* _RECORD EXTRACTS_:
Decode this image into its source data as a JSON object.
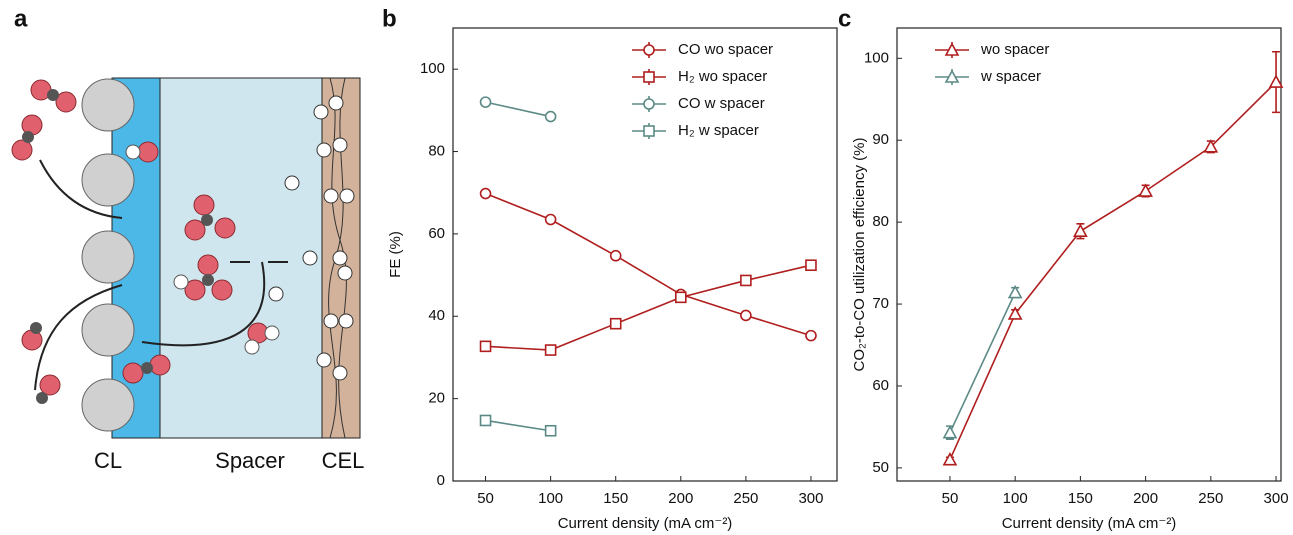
{
  "panel_labels": [
    "a",
    "b",
    "c"
  ],
  "diagram": {
    "labels": [
      "CL",
      "Spacer",
      "CEL"
    ]
  },
  "chart_data": [
    {
      "type": "line",
      "xlabel": "Current density (mA cm⁻²)",
      "ylabel": "FE (%)",
      "xlim": [
        25,
        320
      ],
      "ylim": [
        0,
        110
      ],
      "xticks": [
        50,
        100,
        150,
        200,
        250,
        300
      ],
      "yticks": [
        0,
        20,
        40,
        60,
        80,
        100
      ],
      "grid": false,
      "legend": "upper right",
      "series": [
        {
          "name": "CO wo spacer",
          "color": "#b01e1e",
          "marker": "circle",
          "x": [
            50,
            100,
            150,
            200,
            250,
            300
          ],
          "values": [
            69.8,
            63.5,
            54.7,
            45.3,
            40.2,
            35.3
          ]
        },
        {
          "name": "H₂ wo spacer",
          "color": "#b01e1e",
          "marker": "square",
          "x": [
            50,
            100,
            150,
            200,
            250,
            300
          ],
          "values": [
            32.7,
            31.8,
            38.2,
            44.6,
            48.7,
            52.4
          ]
        },
        {
          "name": "CO w spacer",
          "color": "#5b8a86",
          "marker": "circle",
          "x": [
            50,
            100
          ],
          "values": [
            92.0,
            88.5
          ]
        },
        {
          "name": "H₂ w spacer",
          "color": "#5b8a86",
          "marker": "square",
          "x": [
            50,
            100
          ],
          "values": [
            14.7,
            12.2
          ]
        }
      ]
    },
    {
      "type": "line",
      "xlabel": "Current density (mA cm⁻²)",
      "ylabel": "CO₂-to-CO utilization efficiency (%)",
      "xlim": [
        9.4,
        303.8
      ],
      "ylim": [
        48.4,
        103.7
      ],
      "xticks": [
        50,
        100,
        150,
        200,
        250,
        300
      ],
      "yticks": [
        50,
        60,
        70,
        80,
        90,
        100
      ],
      "grid": false,
      "legend": "upper left",
      "series": [
        {
          "name": "wo spacer",
          "color": "#b01e1e",
          "marker": "triangle",
          "x": [
            50,
            100,
            150,
            200,
            250,
            300
          ],
          "values": [
            51.0,
            68.8,
            78.9,
            83.8,
            89.2,
            97.1
          ],
          "errors": [
            0.3,
            0.5,
            0.9,
            0.7,
            0.7,
            3.7
          ]
        },
        {
          "name": "w spacer",
          "color": "#5b8a86",
          "marker": "triangle",
          "x": [
            50,
            100
          ],
          "values": [
            54.3,
            71.4
          ],
          "errors": [
            0.8,
            0.6
          ]
        }
      ]
    }
  ]
}
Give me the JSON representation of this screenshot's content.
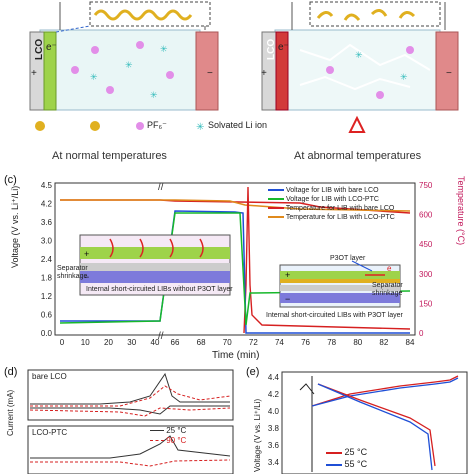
{
  "top": {
    "left_caption": "At normal temperatures",
    "right_caption": "At abnormal temperatures",
    "lco_label": "LCO",
    "plus": "+",
    "minus": "−",
    "electron": "e⁻",
    "legend_pf6": "PF₆⁻",
    "legend_li": "Solvated Li ion"
  },
  "panel_c": {
    "label": "(c)",
    "ylabel_left": "Voltage (V vs. Li⁺/Li)",
    "ylabel_right": "Temperature (°C)",
    "xlabel": "Time (min)",
    "yticks_left": [
      "0.0",
      "0.6",
      "1.2",
      "1.8",
      "2.4",
      "3.0",
      "3.6",
      "4.2",
      "4.5"
    ],
    "yticks_right": [
      "0",
      "150",
      "300",
      "450",
      "600",
      "750"
    ],
    "xticks": [
      "0",
      "10",
      "20",
      "30",
      "40",
      "66",
      "68",
      "70",
      "72",
      "74",
      "76",
      "78",
      "80",
      "82",
      "84"
    ],
    "legend": [
      {
        "text": "Voltage for LIB with bare LCO",
        "color": "#1f4fd6"
      },
      {
        "text": "Voltage for LIB with LCO-PTC",
        "color": "#17b82b"
      },
      {
        "text": "Temperature for LIB with bare LCO",
        "color": "#d62020"
      },
      {
        "text": "Temperature for LIB with LCO-PTC",
        "color": "#e08a1c"
      }
    ],
    "annot_separator_left": "Separator\nshrinkage",
    "annot_internal_left": "Internal short-circuited LIBs without P3OT layer",
    "annot_p3ot": "P3OT layer",
    "annot_separator_right": "Separator\nshrinkage",
    "annot_internal_right": "Internal short-circuited LIBs with P3OT layer",
    "inset_e": "e"
  },
  "panel_d": {
    "label": "(d)",
    "ylabel": "Current (mA)",
    "sub1": "bare LCO",
    "sub2": "LCO-PTC",
    "legend": [
      {
        "text": "25 °C",
        "color": "#333333"
      },
      {
        "text": "90 °C",
        "color": "#d62020"
      }
    ]
  },
  "panel_e": {
    "label": "(e)",
    "ylabel": "Voltage (V vs. Li⁺/Li)",
    "yticks": [
      "4.4",
      "4.2",
      "4.0",
      "3.8",
      "3.6",
      "3.4"
    ],
    "legend": [
      {
        "text": "25 °C",
        "color": "#d62020"
      },
      {
        "text": "55 °C",
        "color": "#1f4fd6"
      }
    ]
  },
  "colors": {
    "voltage_bare": "#1f4fd6",
    "voltage_ptc": "#17b82b",
    "temp_bare": "#d62020",
    "temp_ptc": "#e08a1c",
    "temp_axis": "#c2185b"
  }
}
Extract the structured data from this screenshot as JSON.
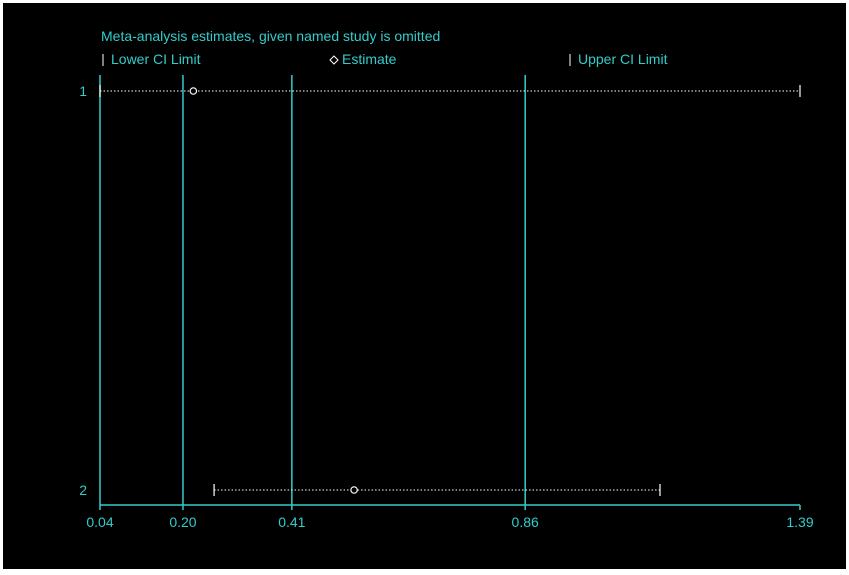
{
  "colors": {
    "background": "#000000",
    "axis": "#33cccc",
    "text": "#33cccc",
    "markers": "#ffffff"
  },
  "chart_data": {
    "type": "forest",
    "title": "Meta-analysis estimates, given named study is omitted",
    "legend": {
      "placement": "top",
      "entries": [
        {
          "symbol": "|",
          "label": "Lower CI Limit"
        },
        {
          "symbol": "◇",
          "label": "Estimate"
        },
        {
          "symbol": "|",
          "label": "Upper CI Limit"
        }
      ]
    },
    "xlim": [
      0.04,
      1.39
    ],
    "x_ticks": [
      {
        "value": 0.04,
        "label": "0.04"
      },
      {
        "value": 0.2,
        "label": "0.20"
      },
      {
        "value": 0.41,
        "label": "0.41"
      },
      {
        "value": 0.86,
        "label": "0.86"
      },
      {
        "value": 1.39,
        "label": "1.39"
      }
    ],
    "reference_lines": [
      0.04,
      0.2,
      0.41,
      0.86
    ],
    "rows": [
      {
        "label": "1",
        "lower": 0.04,
        "estimate": 0.22,
        "upper": 1.39
      },
      {
        "label": "2",
        "lower": 0.26,
        "estimate": 0.53,
        "upper": 1.12
      }
    ]
  }
}
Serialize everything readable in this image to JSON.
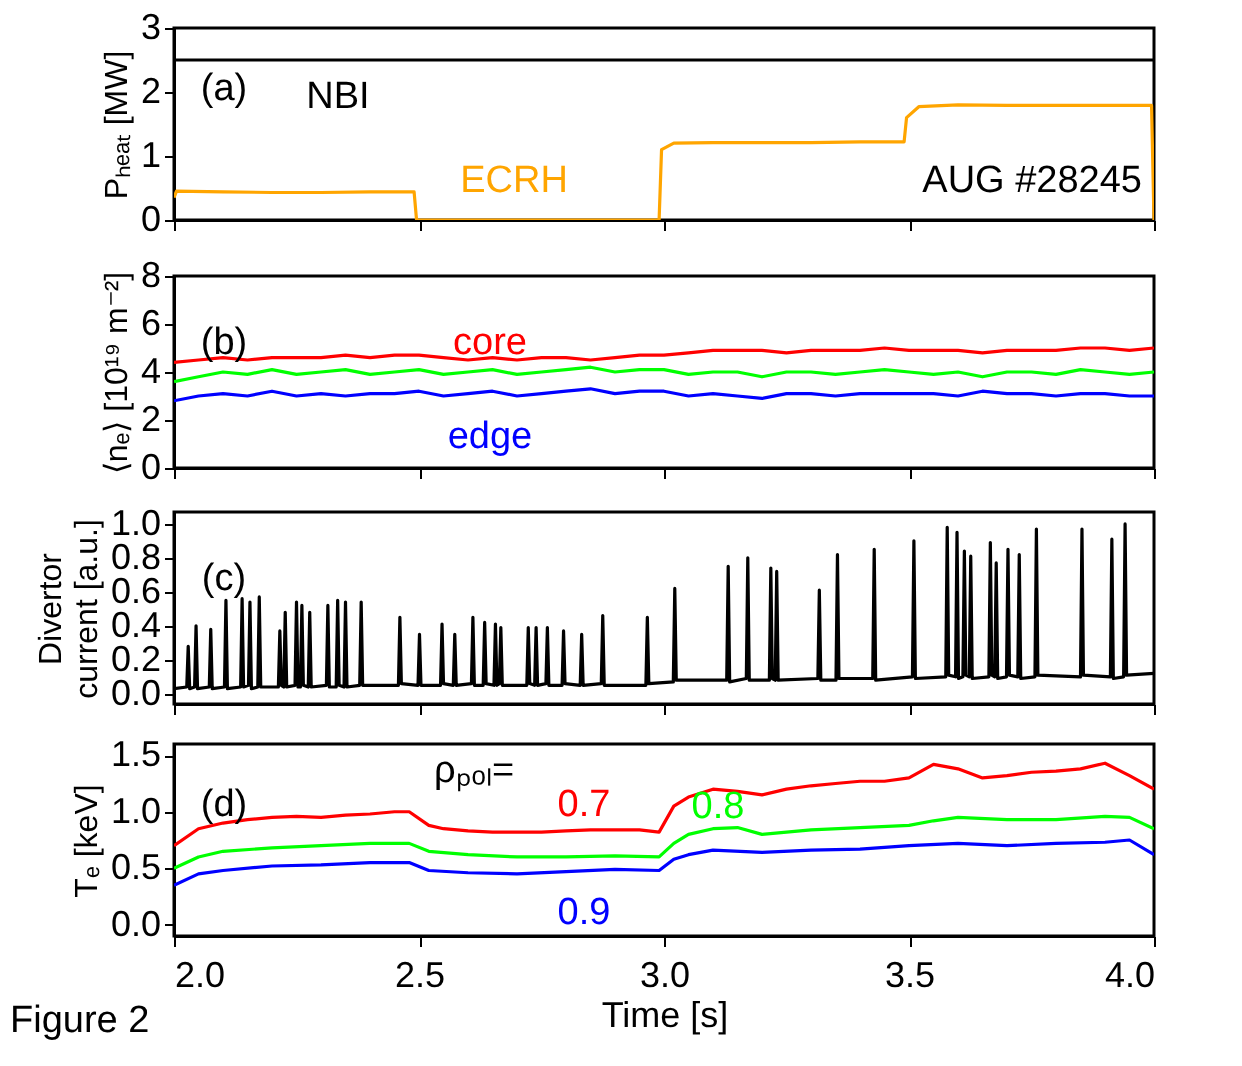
{
  "chart_data": [
    {
      "type": "line",
      "ylabel": "Pₕₑₐₜ [MW]",
      "xlim": [
        2,
        4
      ],
      "xticks": [
        2,
        2.5,
        3,
        3.5,
        4
      ],
      "ylim": [
        0,
        3
      ],
      "yticks": [
        0,
        1,
        2,
        3
      ],
      "tick_labels": "y",
      "annotations": [
        "(a)",
        "AUG #28245"
      ],
      "series": [
        {
          "name": "NBI",
          "color": "#000000",
          "x": [
            2.0,
            4.0
          ],
          "values": [
            2.5,
            2.5
          ]
        },
        {
          "name": "ECRH",
          "color": "#ffa500",
          "x": [
            2.0,
            2.005,
            2.1,
            2.2,
            2.3,
            2.4,
            2.49,
            2.495,
            2.99,
            2.995,
            3.02,
            3.1,
            3.2,
            3.3,
            3.4,
            3.49,
            3.495,
            3.52,
            3.6,
            3.7,
            3.8,
            3.9,
            3.995,
            4.0
          ],
          "values": [
            0.35,
            0.45,
            0.44,
            0.43,
            0.43,
            0.44,
            0.44,
            0,
            0,
            1.1,
            1.2,
            1.21,
            1.21,
            1.21,
            1.22,
            1.22,
            1.6,
            1.77,
            1.8,
            1.79,
            1.79,
            1.79,
            1.79,
            0
          ]
        }
      ]
    },
    {
      "type": "line",
      "ylabel": "⟨nₑ⟩ [10¹⁹ m⁻²]",
      "xlim": [
        2,
        4
      ],
      "xticks": [
        2,
        2.5,
        3,
        3.5,
        4
      ],
      "ylim": [
        0,
        8
      ],
      "yticks": [
        0,
        2,
        4,
        6,
        8
      ],
      "tick_labels": "y",
      "annotations": [
        "(b)"
      ],
      "x": [
        2.0,
        2.05,
        2.1,
        2.15,
        2.2,
        2.25,
        2.3,
        2.35,
        2.4,
        2.45,
        2.5,
        2.55,
        2.6,
        2.65,
        2.7,
        2.75,
        2.8,
        2.85,
        2.9,
        2.95,
        3.0,
        3.05,
        3.1,
        3.15,
        3.2,
        3.25,
        3.3,
        3.35,
        3.4,
        3.45,
        3.5,
        3.55,
        3.6,
        3.65,
        3.7,
        3.75,
        3.8,
        3.85,
        3.9,
        3.95,
        4.0
      ],
      "series": [
        {
          "name": "core",
          "color": "#ff0000",
          "values": [
            4.4,
            4.5,
            4.6,
            4.5,
            4.6,
            4.6,
            4.6,
            4.7,
            4.6,
            4.7,
            4.7,
            4.6,
            4.5,
            4.6,
            4.5,
            4.6,
            4.6,
            4.5,
            4.6,
            4.7,
            4.7,
            4.8,
            4.9,
            4.9,
            4.9,
            4.8,
            4.9,
            4.9,
            4.9,
            5.0,
            4.9,
            4.9,
            4.9,
            4.8,
            4.9,
            4.9,
            4.9,
            5.0,
            5.0,
            4.9,
            5.0
          ]
        },
        {
          "color": "#00ff00",
          "values": [
            3.6,
            3.8,
            4.0,
            3.9,
            4.1,
            3.9,
            4.0,
            4.1,
            3.9,
            4.0,
            4.1,
            3.9,
            4.0,
            4.1,
            3.9,
            4.0,
            4.1,
            4.2,
            4.0,
            4.1,
            4.1,
            3.9,
            4.0,
            4.0,
            3.8,
            4.0,
            4.0,
            3.9,
            4.0,
            4.1,
            4.0,
            3.9,
            4.0,
            3.8,
            4.0,
            4.0,
            3.9,
            4.1,
            4.0,
            3.9,
            4.0
          ]
        },
        {
          "name": "edge",
          "color": "#0000ff",
          "values": [
            2.8,
            3.0,
            3.1,
            3.0,
            3.2,
            3.0,
            3.1,
            3.0,
            3.1,
            3.1,
            3.2,
            3.0,
            3.1,
            3.2,
            3.0,
            3.1,
            3.2,
            3.3,
            3.1,
            3.2,
            3.2,
            3.0,
            3.1,
            3.0,
            2.9,
            3.1,
            3.1,
            3.0,
            3.1,
            3.1,
            3.1,
            3.1,
            3.0,
            3.2,
            3.1,
            3.1,
            3.0,
            3.1,
            3.1,
            3.0,
            3.0
          ]
        }
      ]
    },
    {
      "type": "line",
      "ylabel": "Divertor\ncurrent [a.u.]",
      "xlim": [
        2,
        4
      ],
      "xticks": [
        2,
        2.5,
        3,
        3.5,
        4
      ],
      "ylim": [
        -0.06,
        1.07
      ],
      "yticks": [
        {
          "value": 0,
          "label": "0.0"
        },
        {
          "value": 0.2,
          "label": "0.2"
        },
        {
          "value": 0.4,
          "label": "0.4"
        },
        {
          "value": 0.6,
          "label": "0.6"
        },
        {
          "value": 0.8,
          "label": "0.8"
        },
        {
          "value": 1,
          "label": "1.0"
        }
      ],
      "tick_labels": "y",
      "annotations": [
        "(c)"
      ],
      "series": [
        {
          "color": "#000000",
          "x": [
            2.0,
            2.026,
            2.029,
            2.032,
            2.042,
            2.045,
            2.048,
            2.072,
            2.075,
            2.078,
            2.103,
            2.106,
            2.109,
            2.136,
            2.139,
            2.142,
            2.152,
            2.155,
            2.158,
            2.171,
            2.174,
            2.177,
            2.213,
            2.216,
            2.219,
            2.224,
            2.227,
            2.23,
            2.247,
            2.25,
            2.253,
            2.258,
            2.261,
            2.264,
            2.274,
            2.277,
            2.28,
            2.311,
            2.314,
            2.317,
            2.331,
            2.334,
            2.337,
            2.347,
            2.35,
            2.353,
            2.379,
            2.382,
            2.385,
            2.458,
            2.461,
            2.464,
            2.498,
            2.501,
            2.504,
            2.544,
            2.547,
            2.55,
            2.57,
            2.573,
            2.576,
            2.607,
            2.61,
            2.613,
            2.631,
            2.634,
            2.637,
            2.653,
            2.656,
            2.659,
            2.664,
            2.667,
            2.67,
            2.72,
            2.723,
            2.726,
            2.736,
            2.739,
            2.742,
            2.759,
            2.762,
            2.765,
            2.792,
            2.795,
            2.798,
            2.829,
            2.832,
            2.835,
            2.872,
            2.875,
            2.878,
            2.963,
            2.966,
            2.969,
            3.019,
            3.022,
            3.025,
            3.128,
            3.131,
            3.134,
            3.168,
            3.171,
            3.174,
            3.215,
            3.218,
            3.221,
            3.227,
            3.23,
            3.233,
            3.314,
            3.317,
            3.32,
            3.351,
            3.354,
            3.357,
            3.426,
            3.429,
            3.432,
            3.507,
            3.51,
            3.513,
            3.575,
            3.578,
            3.581,
            3.595,
            3.598,
            3.601,
            3.61,
            3.613,
            3.616,
            3.623,
            3.626,
            3.629,
            3.663,
            3.666,
            3.669,
            3.675,
            3.678,
            3.681,
            3.699,
            3.702,
            3.705,
            3.722,
            3.725,
            3.728,
            3.757,
            3.76,
            3.763,
            3.85,
            3.853,
            3.856,
            3.911,
            3.914,
            3.917,
            3.938,
            3.941,
            3.944,
            4.0
          ],
          "values": [
            0.03,
            0.04,
            0.28,
            0.03,
            0.04,
            0.4,
            0.03,
            0.04,
            0.38,
            0.03,
            0.04,
            0.55,
            0.03,
            0.04,
            0.56,
            0.04,
            0.05,
            0.54,
            0.03,
            0.04,
            0.57,
            0.04,
            0.04,
            0.37,
            0.05,
            0.04,
            0.48,
            0.04,
            0.05,
            0.54,
            0.04,
            0.04,
            0.52,
            0.05,
            0.04,
            0.48,
            0.04,
            0.05,
            0.52,
            0.04,
            0.04,
            0.55,
            0.05,
            0.04,
            0.54,
            0.04,
            0.05,
            0.54,
            0.05,
            0.05,
            0.45,
            0.06,
            0.05,
            0.35,
            0.05,
            0.05,
            0.41,
            0.06,
            0.05,
            0.35,
            0.05,
            0.06,
            0.45,
            0.05,
            0.05,
            0.42,
            0.06,
            0.05,
            0.41,
            0.05,
            0.06,
            0.39,
            0.05,
            0.05,
            0.39,
            0.06,
            0.05,
            0.39,
            0.05,
            0.06,
            0.39,
            0.05,
            0.05,
            0.37,
            0.06,
            0.05,
            0.35,
            0.05,
            0.06,
            0.46,
            0.05,
            0.05,
            0.45,
            0.06,
            0.07,
            0.62,
            0.08,
            0.08,
            0.75,
            0.07,
            0.09,
            0.8,
            0.08,
            0.08,
            0.74,
            0.09,
            0.08,
            0.72,
            0.08,
            0.09,
            0.61,
            0.08,
            0.08,
            0.82,
            0.09,
            0.09,
            0.85,
            0.08,
            0.1,
            0.9,
            0.09,
            0.1,
            0.98,
            0.11,
            0.1,
            0.95,
            0.09,
            0.1,
            0.84,
            0.11,
            0.1,
            0.81,
            0.09,
            0.1,
            0.89,
            0.11,
            0.1,
            0.77,
            0.09,
            0.1,
            0.85,
            0.11,
            0.1,
            0.82,
            0.09,
            0.1,
            0.97,
            0.11,
            0.1,
            0.97,
            0.11,
            0.1,
            0.91,
            0.09,
            0.1,
            1.0,
            0.11,
            0.12
          ]
        }
      ]
    },
    {
      "type": "line",
      "ylabel": "Tₑ [keV]",
      "xlabel": "Time [s]",
      "xlim": [
        2,
        4
      ],
      "xticks": [
        {
          "value": 2,
          "label": "2.0"
        },
        {
          "value": 2.5,
          "label": "2.5"
        },
        {
          "value": 3,
          "label": "3.0"
        },
        {
          "value": 3.5,
          "label": "3.5"
        },
        {
          "value": 4,
          "label": "4.0"
        }
      ],
      "ylim": [
        -0.1,
        1.6
      ],
      "yticks": [
        {
          "value": 0,
          "label": "0.0"
        },
        {
          "value": 0.5,
          "label": "0.5"
        },
        {
          "value": 1,
          "label": "1.0"
        },
        {
          "value": 1.5,
          "label": "1.5"
        }
      ],
      "annotations": [
        "(d)",
        "ρₚₒₗ=",
        "Figure 2"
      ],
      "series": [
        {
          "name": "0.7",
          "color": "#ff0000",
          "x": [
            2.0,
            2.05,
            2.1,
            2.15,
            2.2,
            2.25,
            2.3,
            2.35,
            2.4,
            2.45,
            2.48,
            2.52,
            2.55,
            2.6,
            2.65,
            2.7,
            2.75,
            2.8,
            2.85,
            2.9,
            2.95,
            2.99,
            3.02,
            3.05,
            3.1,
            3.15,
            3.2,
            3.25,
            3.3,
            3.35,
            3.4,
            3.45,
            3.5,
            3.55,
            3.6,
            3.65,
            3.7,
            3.75,
            3.8,
            3.85,
            3.9,
            3.95,
            4.0
          ],
          "values": [
            0.7,
            0.85,
            0.9,
            0.93,
            0.95,
            0.96,
            0.95,
            0.97,
            0.98,
            1.0,
            1.0,
            0.88,
            0.85,
            0.83,
            0.82,
            0.82,
            0.82,
            0.83,
            0.84,
            0.84,
            0.84,
            0.82,
            1.05,
            1.13,
            1.2,
            1.18,
            1.15,
            1.2,
            1.23,
            1.25,
            1.27,
            1.27,
            1.3,
            1.42,
            1.38,
            1.3,
            1.32,
            1.35,
            1.36,
            1.38,
            1.43,
            1.32,
            1.2
          ]
        },
        {
          "name": "0.8",
          "color": "#00ff00",
          "x": [
            2.0,
            2.05,
            2.1,
            2.2,
            2.3,
            2.4,
            2.48,
            2.52,
            2.6,
            2.7,
            2.8,
            2.9,
            2.99,
            3.02,
            3.05,
            3.1,
            3.15,
            3.2,
            3.3,
            3.4,
            3.5,
            3.55,
            3.6,
            3.7,
            3.8,
            3.9,
            3.95,
            4.0
          ],
          "values": [
            0.5,
            0.6,
            0.65,
            0.68,
            0.7,
            0.72,
            0.72,
            0.65,
            0.62,
            0.6,
            0.6,
            0.61,
            0.6,
            0.72,
            0.8,
            0.85,
            0.86,
            0.8,
            0.84,
            0.86,
            0.88,
            0.92,
            0.95,
            0.93,
            0.93,
            0.96,
            0.95,
            0.85
          ]
        },
        {
          "name": "0.9",
          "color": "#0000ff",
          "x": [
            2.0,
            2.05,
            2.1,
            2.2,
            2.3,
            2.4,
            2.48,
            2.52,
            2.6,
            2.7,
            2.8,
            2.9,
            2.99,
            3.02,
            3.05,
            3.1,
            3.2,
            3.3,
            3.4,
            3.5,
            3.6,
            3.7,
            3.8,
            3.9,
            3.95,
            4.0
          ],
          "values": [
            0.35,
            0.45,
            0.48,
            0.52,
            0.53,
            0.55,
            0.55,
            0.48,
            0.46,
            0.45,
            0.47,
            0.49,
            0.48,
            0.58,
            0.62,
            0.66,
            0.64,
            0.66,
            0.67,
            0.7,
            0.72,
            0.7,
            0.72,
            0.73,
            0.75,
            0.62
          ]
        }
      ]
    }
  ]
}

* _DIRECTION_: Look for the word "layer" in every line of the listing and copy the lines that have it.

* _COMPLETE OUTPUT_:
    "annot_internal_left": "Internal short-circuited LIBs without P3OT layer",
    "annot_p3ot": "P3OT layer",
    "annot_internal_right": "Internal short-circuited LIBs with P3OT layer",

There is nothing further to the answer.